47The problem with which the appellant was faced, as the evidence established, was that it was not until he was 15 to 20 metres from the end of lane 1 that he judged that there was a sufficient gap in the traffic in lane 2 into which he could move. The inference to be drawn from that is that he moved very suddenly to the right for otherwise he was going to run out of road space. The evidence was clearly sufficient to justify the primary judge's finding (at [61]) that the appellant simply misjudged the situation and, in particular, misjudged the gap between his and the respondent's vehicle as being sufficient to enable him to move safely in front of that vehicle without colliding with it.
48The appellant in oral argument acknowledged that his submissions were necessarily predicated upon the assumption that when he decided to move out of lane 1, his vehicle was in front of the respondent's truck in lane 2. As I have noted at [47] above, the primary judge seems to have accepted that this was so at [59] of his reasons, albeit that the extent of separation was only three metres. However his Honour also found (at [60]) that the respondent did not observe the appellant's vehicle commence to move into lane 2 and was not aware of any impact between the two vehicles.

■ Task set
• 1. In the judgment excerpt, how far from the end of lane 1 was the appellant when he judged there was a big enough gap in lane 2?
• 2. Sum up the judgment excerpt in two sentences.
• 3. Based on the judgment excerpt, answer yes or no to each statement, quoting the words that decide it: (a) The appellant was driving in lane 2 before he changed lanes. (b) The primary judge found the respondent was not aware of any impact between the vehicles. (c) The separation between the vehicles was ten meters.
The items have no connection to the judgment excerpt.

(Dataset excerpts)
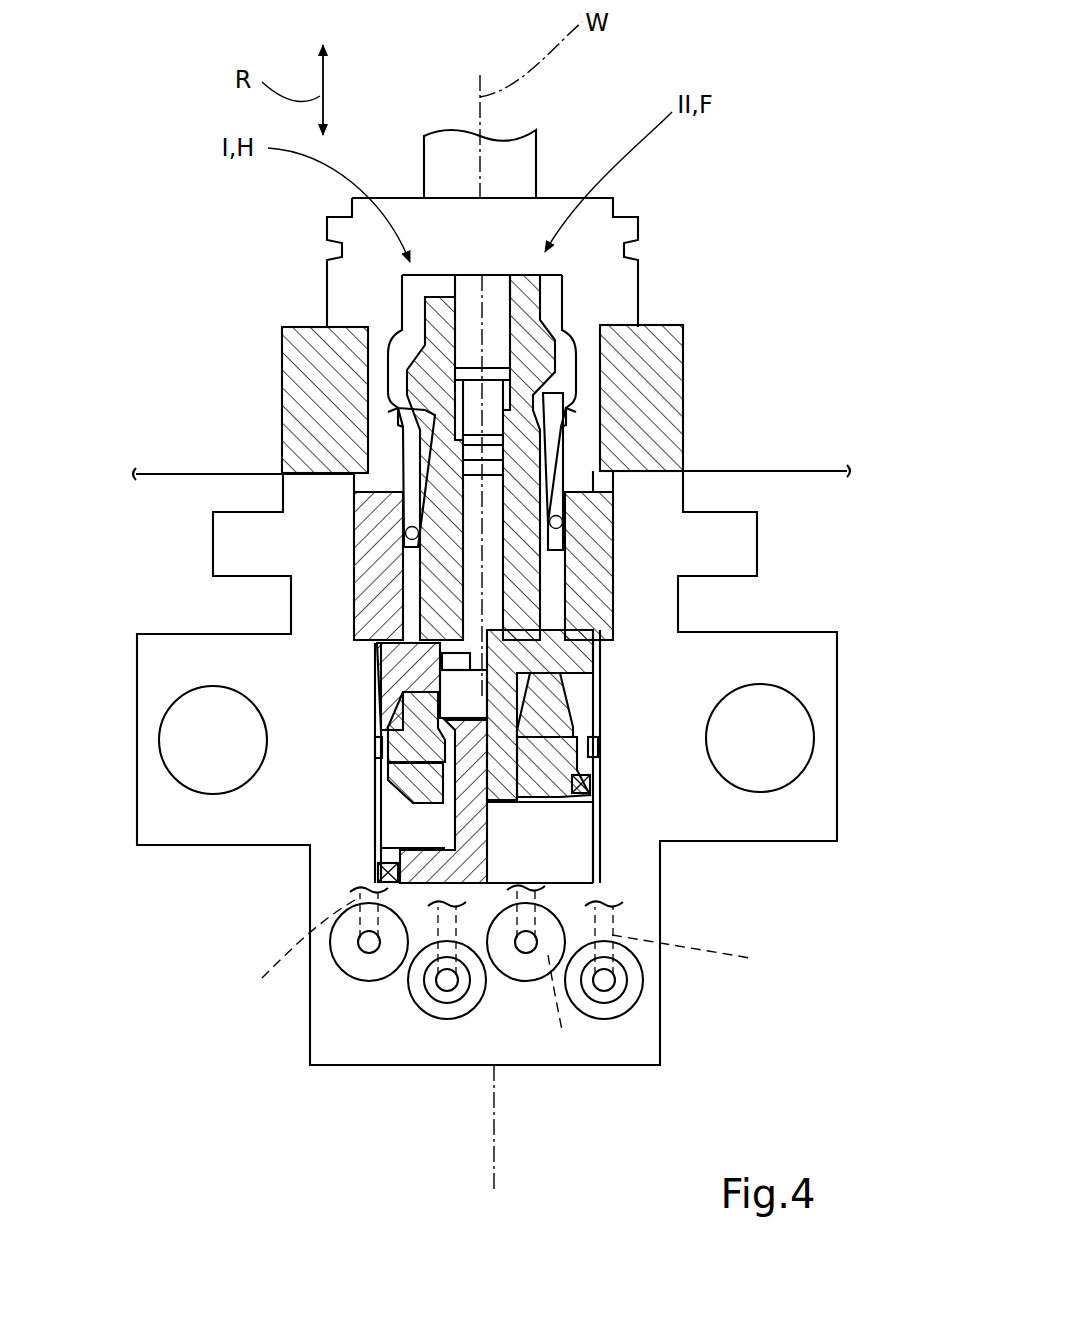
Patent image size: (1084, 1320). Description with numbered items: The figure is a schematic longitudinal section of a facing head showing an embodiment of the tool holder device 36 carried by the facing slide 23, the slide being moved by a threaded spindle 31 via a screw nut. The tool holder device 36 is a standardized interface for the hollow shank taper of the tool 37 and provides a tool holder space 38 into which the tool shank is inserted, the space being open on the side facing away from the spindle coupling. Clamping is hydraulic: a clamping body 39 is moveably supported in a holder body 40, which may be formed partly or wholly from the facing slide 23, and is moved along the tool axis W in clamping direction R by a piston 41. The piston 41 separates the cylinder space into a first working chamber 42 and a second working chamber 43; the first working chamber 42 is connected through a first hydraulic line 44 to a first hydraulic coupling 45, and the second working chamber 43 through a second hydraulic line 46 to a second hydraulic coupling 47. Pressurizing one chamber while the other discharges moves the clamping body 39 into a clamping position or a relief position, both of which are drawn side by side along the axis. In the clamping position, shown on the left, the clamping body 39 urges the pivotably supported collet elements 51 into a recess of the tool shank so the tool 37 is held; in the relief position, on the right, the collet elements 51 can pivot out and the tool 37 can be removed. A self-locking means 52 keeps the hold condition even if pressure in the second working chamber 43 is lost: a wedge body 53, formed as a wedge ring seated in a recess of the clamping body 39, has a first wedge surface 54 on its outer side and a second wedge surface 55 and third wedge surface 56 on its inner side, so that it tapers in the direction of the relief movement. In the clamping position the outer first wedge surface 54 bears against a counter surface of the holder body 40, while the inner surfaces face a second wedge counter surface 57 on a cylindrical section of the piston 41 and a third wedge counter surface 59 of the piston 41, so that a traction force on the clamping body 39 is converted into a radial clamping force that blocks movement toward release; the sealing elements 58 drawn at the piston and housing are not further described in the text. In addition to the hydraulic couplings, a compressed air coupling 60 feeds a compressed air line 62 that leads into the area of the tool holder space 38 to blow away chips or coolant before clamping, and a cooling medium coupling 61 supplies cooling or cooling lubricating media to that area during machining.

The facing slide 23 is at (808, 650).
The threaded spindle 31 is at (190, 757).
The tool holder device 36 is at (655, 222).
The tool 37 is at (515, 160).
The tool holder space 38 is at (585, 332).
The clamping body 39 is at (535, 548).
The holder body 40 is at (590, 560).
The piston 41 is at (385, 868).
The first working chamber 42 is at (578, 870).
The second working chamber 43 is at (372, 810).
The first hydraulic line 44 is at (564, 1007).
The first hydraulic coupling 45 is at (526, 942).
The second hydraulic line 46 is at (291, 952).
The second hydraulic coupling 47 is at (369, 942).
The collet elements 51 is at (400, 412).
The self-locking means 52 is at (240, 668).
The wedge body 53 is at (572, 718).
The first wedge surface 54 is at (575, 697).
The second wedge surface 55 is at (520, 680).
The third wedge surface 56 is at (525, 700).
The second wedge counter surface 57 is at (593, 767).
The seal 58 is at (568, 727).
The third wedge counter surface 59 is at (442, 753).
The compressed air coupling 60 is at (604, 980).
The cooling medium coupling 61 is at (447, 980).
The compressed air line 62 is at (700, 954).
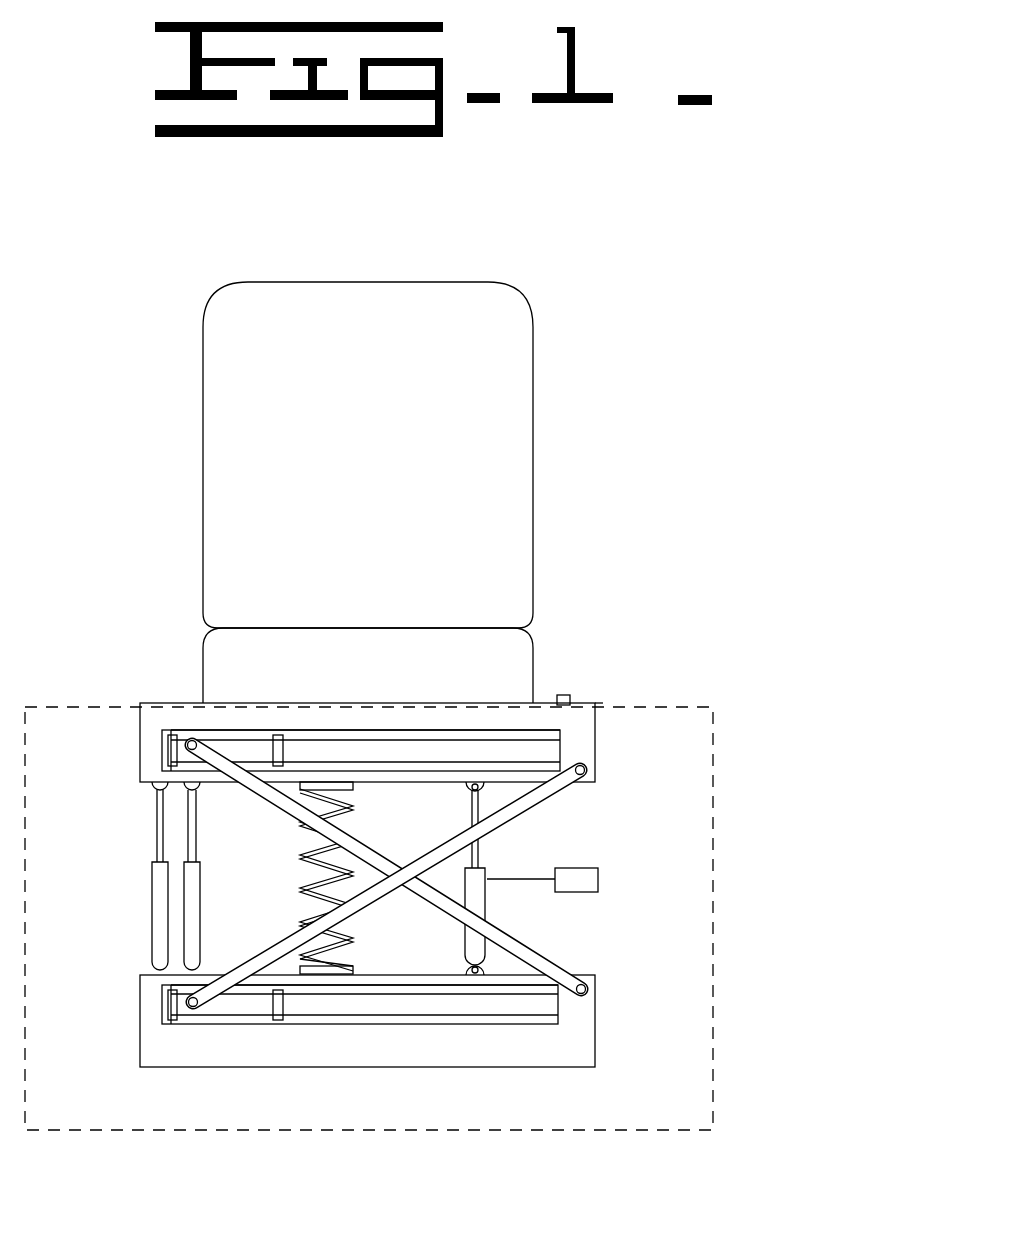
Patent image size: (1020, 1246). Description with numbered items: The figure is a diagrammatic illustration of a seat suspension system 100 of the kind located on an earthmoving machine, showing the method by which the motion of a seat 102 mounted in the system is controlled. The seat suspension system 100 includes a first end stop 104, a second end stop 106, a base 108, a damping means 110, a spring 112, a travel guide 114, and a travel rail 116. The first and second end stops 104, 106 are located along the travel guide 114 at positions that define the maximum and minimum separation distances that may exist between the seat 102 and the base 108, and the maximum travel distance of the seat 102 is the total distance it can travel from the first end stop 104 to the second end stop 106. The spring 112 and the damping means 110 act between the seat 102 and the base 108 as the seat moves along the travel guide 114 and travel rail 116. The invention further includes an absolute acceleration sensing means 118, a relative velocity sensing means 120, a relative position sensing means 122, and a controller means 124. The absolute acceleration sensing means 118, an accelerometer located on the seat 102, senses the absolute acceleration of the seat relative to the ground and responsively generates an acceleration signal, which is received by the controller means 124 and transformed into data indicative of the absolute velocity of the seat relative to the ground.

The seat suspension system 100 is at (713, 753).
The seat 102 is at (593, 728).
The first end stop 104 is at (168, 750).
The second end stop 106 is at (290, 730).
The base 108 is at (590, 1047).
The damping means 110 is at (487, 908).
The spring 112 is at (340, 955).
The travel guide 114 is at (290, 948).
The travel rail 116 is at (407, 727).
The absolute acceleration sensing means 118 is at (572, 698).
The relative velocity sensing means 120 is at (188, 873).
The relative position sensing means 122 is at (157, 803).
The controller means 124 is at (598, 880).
---
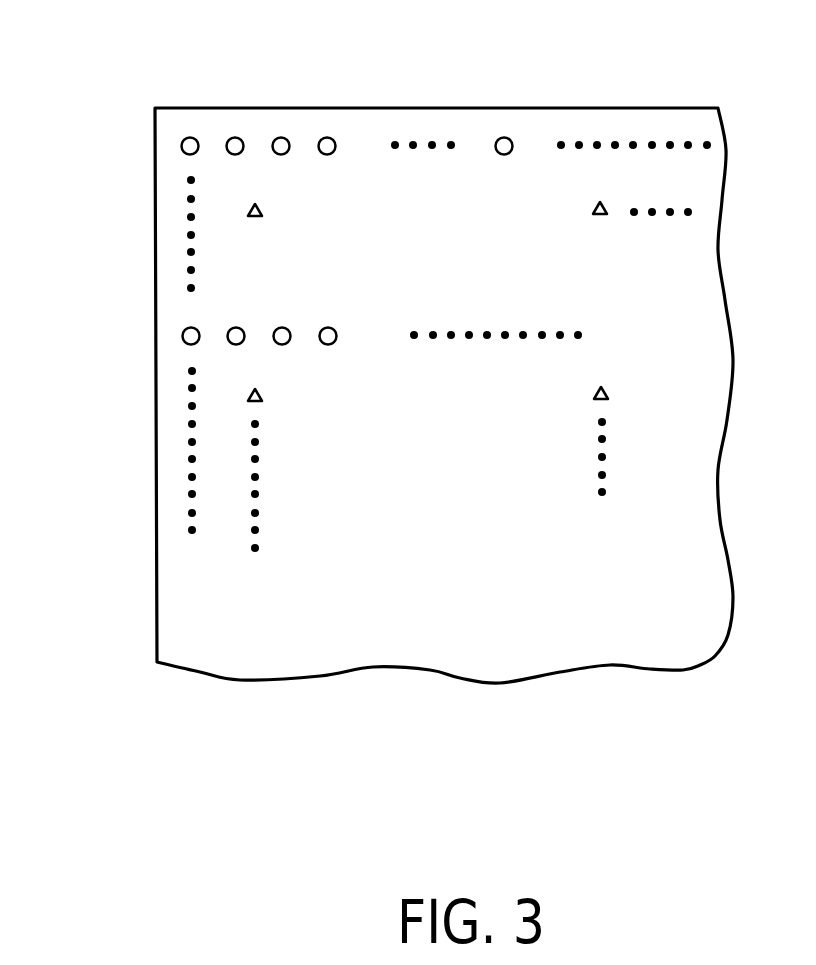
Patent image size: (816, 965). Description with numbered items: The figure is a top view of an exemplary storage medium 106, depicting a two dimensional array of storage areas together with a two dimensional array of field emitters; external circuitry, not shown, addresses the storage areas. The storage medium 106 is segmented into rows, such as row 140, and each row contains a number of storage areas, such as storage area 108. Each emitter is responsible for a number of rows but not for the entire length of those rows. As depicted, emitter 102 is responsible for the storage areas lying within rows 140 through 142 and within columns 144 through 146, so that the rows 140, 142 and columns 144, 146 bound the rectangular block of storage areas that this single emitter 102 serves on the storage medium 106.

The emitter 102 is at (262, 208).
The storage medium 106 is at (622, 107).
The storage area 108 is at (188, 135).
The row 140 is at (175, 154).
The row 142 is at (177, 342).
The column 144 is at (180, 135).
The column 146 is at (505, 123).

■ Task-by-task results
• 1. He was 15 to 20 meters from the end of lane 1.

• 2. The appellant did not judge there was a big enough gap in the lane 2 traffic until he was 15 to 20 meters from the end of lane 1, and the evidence supported the primary judge's finding that he misjudged the gap as enough to move safely in front of the respondent's vehicle. The primary judge seems to have accepted that the appellant's vehicle was in front of the respondent's truck, though only by three meters, but also found that the respondent did not see the appellant start moving into lane 2 and was not aware of any impact.

• 3.
(a) No: "when he decided to move out of lane 1"
(b) Yes: "was not aware of any impact between the two vehicles"
(c) No: "the extent of separation was only three metres"